> [Set task]:
Give only the number of lines in the records below that contain the word "Installation".

━━━

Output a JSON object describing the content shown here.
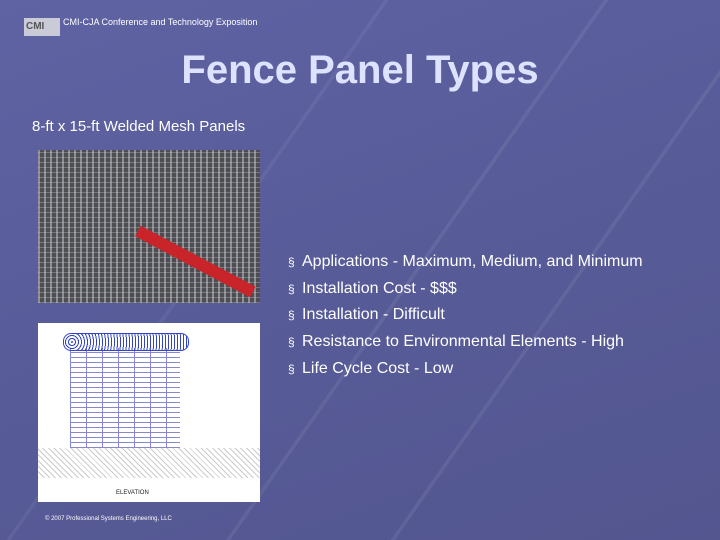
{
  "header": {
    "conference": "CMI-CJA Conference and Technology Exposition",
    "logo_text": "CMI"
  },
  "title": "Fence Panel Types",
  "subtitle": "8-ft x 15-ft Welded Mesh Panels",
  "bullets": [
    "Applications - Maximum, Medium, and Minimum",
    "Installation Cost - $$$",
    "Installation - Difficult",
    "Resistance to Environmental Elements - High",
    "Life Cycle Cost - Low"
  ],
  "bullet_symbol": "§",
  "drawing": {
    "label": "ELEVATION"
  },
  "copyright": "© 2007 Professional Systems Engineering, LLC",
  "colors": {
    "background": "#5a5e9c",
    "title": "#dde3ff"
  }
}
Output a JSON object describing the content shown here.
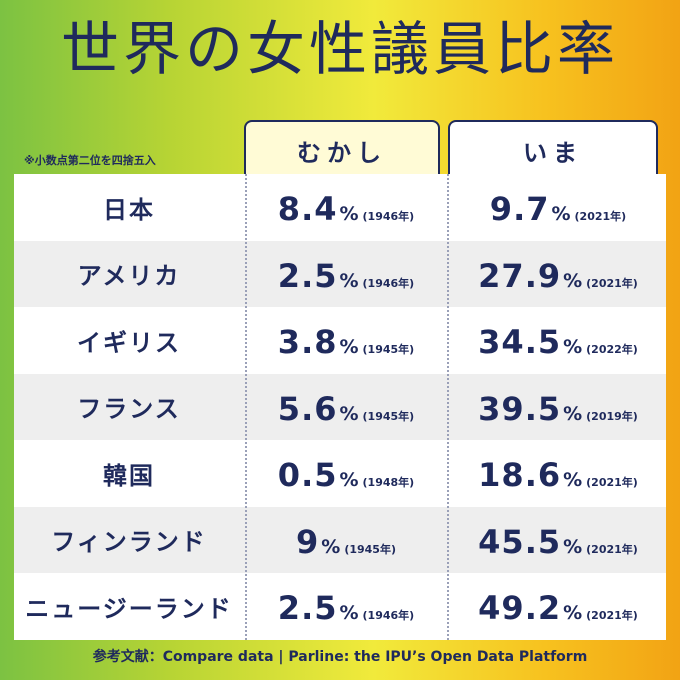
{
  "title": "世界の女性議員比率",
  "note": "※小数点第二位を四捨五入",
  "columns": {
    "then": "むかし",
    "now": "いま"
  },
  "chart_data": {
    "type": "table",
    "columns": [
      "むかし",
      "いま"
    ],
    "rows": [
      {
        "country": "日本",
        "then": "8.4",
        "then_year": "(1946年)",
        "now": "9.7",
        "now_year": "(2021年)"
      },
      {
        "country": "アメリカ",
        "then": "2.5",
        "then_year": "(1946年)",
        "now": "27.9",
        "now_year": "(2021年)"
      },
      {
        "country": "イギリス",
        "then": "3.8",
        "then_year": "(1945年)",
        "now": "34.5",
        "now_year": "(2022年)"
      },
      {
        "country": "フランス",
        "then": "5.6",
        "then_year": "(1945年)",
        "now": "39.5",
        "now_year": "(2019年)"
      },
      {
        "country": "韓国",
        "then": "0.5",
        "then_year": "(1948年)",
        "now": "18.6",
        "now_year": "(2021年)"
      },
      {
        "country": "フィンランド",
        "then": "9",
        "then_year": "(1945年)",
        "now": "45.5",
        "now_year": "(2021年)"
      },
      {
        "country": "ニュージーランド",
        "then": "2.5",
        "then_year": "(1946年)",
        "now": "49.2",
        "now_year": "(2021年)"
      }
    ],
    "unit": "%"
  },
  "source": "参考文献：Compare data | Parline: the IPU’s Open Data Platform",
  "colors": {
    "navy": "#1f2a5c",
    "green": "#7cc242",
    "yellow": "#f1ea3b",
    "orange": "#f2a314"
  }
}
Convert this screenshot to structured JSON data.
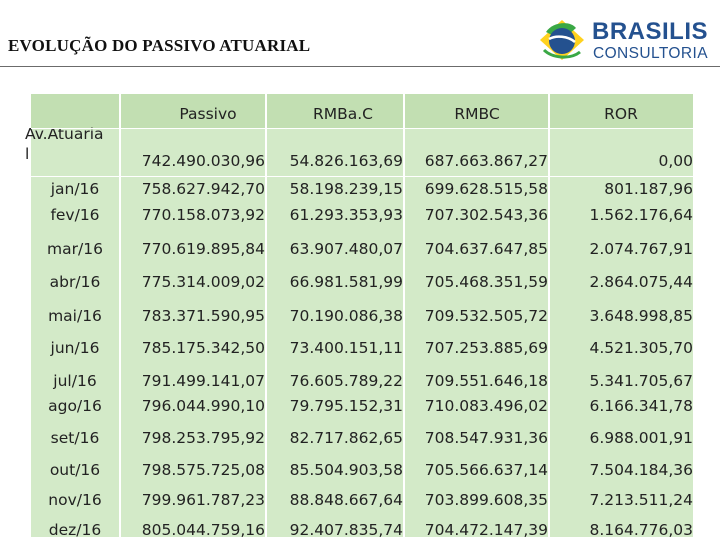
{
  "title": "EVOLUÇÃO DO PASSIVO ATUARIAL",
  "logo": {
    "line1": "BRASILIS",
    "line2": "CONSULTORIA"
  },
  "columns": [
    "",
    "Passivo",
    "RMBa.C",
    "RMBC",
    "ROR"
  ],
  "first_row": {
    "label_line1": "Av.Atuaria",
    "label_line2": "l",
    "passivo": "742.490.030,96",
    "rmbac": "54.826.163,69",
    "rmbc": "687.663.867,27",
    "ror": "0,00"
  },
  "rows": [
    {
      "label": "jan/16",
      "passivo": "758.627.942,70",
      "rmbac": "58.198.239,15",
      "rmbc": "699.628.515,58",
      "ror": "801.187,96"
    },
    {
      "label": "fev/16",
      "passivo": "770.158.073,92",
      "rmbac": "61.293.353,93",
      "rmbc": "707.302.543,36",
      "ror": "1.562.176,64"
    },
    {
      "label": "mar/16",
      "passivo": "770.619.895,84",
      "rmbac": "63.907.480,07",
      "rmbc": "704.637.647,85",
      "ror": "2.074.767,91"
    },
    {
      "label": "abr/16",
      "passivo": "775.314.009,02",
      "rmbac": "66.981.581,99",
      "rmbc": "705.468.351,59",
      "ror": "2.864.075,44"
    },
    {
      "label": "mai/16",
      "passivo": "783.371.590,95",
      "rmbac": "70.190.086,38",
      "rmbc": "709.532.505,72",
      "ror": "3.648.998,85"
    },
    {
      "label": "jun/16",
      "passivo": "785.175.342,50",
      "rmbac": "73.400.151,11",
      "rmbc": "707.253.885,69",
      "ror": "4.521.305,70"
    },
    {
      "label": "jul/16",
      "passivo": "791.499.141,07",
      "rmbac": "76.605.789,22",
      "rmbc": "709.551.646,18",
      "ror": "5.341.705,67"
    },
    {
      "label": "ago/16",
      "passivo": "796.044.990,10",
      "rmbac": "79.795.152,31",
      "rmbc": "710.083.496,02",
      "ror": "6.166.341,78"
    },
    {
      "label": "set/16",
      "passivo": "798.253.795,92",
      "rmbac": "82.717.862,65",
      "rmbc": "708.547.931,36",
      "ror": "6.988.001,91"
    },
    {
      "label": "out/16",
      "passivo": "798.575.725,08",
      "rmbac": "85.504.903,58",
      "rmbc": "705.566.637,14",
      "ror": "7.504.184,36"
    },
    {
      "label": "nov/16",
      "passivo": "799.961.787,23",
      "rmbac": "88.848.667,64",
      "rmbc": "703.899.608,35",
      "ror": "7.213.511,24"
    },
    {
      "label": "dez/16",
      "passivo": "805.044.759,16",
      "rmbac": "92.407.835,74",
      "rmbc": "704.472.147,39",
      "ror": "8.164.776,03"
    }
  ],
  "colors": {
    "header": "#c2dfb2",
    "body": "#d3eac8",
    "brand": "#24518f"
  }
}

━━━

> [Completed task]:
2